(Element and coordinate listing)

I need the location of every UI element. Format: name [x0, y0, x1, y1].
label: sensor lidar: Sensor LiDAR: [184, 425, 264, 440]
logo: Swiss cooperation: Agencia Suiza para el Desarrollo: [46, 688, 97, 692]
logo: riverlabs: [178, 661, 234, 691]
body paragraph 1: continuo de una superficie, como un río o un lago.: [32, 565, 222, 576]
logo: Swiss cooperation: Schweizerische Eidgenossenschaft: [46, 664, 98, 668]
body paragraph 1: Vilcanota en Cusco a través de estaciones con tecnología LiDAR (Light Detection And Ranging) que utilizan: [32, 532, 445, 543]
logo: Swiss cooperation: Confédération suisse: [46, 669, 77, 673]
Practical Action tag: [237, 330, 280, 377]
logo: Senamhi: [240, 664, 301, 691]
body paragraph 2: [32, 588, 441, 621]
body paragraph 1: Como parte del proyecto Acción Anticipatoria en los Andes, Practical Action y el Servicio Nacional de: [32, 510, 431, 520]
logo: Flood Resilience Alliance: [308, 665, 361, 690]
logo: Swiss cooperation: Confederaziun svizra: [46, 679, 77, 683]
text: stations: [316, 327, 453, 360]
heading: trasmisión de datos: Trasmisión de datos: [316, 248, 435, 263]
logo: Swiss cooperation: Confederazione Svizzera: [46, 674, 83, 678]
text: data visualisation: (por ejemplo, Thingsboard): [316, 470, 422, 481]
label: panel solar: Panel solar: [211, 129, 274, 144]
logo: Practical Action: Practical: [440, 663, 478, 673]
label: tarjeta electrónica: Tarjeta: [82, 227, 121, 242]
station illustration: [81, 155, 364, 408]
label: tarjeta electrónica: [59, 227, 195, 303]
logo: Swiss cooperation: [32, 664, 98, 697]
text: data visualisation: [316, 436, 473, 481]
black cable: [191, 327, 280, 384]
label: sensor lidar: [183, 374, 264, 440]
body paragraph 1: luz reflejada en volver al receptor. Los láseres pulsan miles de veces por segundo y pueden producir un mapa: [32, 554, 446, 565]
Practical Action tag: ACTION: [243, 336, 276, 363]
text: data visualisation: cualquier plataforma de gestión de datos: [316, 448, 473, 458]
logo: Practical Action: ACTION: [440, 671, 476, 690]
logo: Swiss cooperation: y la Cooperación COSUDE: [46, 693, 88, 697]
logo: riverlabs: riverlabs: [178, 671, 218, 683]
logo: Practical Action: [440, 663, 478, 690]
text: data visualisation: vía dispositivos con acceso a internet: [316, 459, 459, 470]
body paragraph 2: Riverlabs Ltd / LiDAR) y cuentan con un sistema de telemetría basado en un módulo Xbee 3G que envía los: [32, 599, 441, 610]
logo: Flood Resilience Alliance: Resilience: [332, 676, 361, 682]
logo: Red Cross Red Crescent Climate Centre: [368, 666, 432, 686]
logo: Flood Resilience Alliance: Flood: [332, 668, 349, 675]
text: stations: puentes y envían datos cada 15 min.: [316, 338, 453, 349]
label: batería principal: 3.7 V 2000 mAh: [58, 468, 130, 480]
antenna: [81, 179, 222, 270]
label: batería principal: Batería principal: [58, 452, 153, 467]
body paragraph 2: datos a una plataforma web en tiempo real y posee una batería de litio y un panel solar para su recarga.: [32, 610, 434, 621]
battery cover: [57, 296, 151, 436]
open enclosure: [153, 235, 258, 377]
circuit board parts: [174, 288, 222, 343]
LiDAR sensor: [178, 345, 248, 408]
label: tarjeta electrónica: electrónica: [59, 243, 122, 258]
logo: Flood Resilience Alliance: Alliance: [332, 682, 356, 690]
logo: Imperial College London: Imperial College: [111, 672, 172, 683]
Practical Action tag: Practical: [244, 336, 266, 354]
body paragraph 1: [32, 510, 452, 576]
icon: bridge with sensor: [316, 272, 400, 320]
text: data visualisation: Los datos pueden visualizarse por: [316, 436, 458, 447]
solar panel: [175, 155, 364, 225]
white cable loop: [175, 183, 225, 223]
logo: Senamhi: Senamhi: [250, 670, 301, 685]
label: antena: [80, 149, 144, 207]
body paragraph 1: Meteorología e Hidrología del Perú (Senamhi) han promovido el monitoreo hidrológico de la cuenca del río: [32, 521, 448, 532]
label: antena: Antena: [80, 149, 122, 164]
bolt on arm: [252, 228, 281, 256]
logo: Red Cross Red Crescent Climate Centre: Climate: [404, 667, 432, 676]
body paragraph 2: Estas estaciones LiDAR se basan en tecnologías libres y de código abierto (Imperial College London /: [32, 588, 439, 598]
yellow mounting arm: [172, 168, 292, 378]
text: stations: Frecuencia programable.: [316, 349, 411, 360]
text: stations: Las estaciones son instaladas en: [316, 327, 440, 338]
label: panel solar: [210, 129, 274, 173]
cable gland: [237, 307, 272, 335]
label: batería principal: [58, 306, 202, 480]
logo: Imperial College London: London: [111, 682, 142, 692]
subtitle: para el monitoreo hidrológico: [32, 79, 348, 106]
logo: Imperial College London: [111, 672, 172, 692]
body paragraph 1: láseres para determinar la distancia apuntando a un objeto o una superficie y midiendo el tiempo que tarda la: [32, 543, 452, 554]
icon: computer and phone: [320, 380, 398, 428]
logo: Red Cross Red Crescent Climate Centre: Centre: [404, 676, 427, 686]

# EXERCISE INSTRUCTIONS
Please pull out every line of the listing that contains the string "College", matching its case exactly.

# RESULT OF THIS EXERCISE
logo: Imperial College London: Imperial College: [111, 672, 172, 683]
body paragraph 2: Estas estaciones LiDAR se basan en tecnologías libres y de código abierto (Imperial College London /: [32, 588, 439, 598]
logo: Imperial College London: London: [111, 682, 142, 692]
logo: Imperial College London: [111, 672, 172, 692]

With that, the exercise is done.